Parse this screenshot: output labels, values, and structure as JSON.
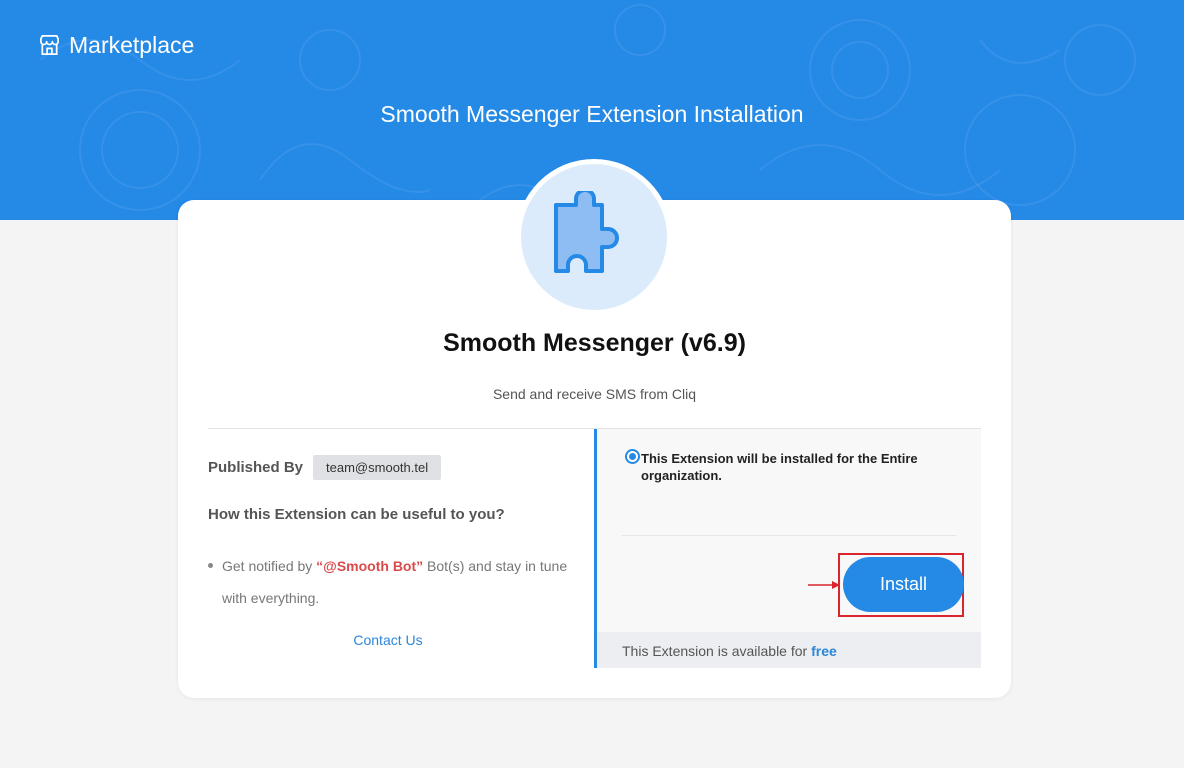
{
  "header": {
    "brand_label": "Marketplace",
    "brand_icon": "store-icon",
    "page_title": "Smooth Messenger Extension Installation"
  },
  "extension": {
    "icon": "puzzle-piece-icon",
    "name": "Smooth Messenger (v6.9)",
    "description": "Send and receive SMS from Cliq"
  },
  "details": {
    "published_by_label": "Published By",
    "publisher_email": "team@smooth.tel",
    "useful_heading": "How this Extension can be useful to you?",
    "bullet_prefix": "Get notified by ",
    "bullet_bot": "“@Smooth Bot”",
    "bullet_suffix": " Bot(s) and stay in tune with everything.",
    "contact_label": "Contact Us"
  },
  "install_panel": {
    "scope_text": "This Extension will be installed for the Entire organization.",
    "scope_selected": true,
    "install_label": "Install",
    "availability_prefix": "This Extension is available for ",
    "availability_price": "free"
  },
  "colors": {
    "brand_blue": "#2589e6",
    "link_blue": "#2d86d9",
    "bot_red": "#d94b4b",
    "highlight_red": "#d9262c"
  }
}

--

# Stated problem
Count the lines above that contain the word "Messenger". Give only the number.

# The result
2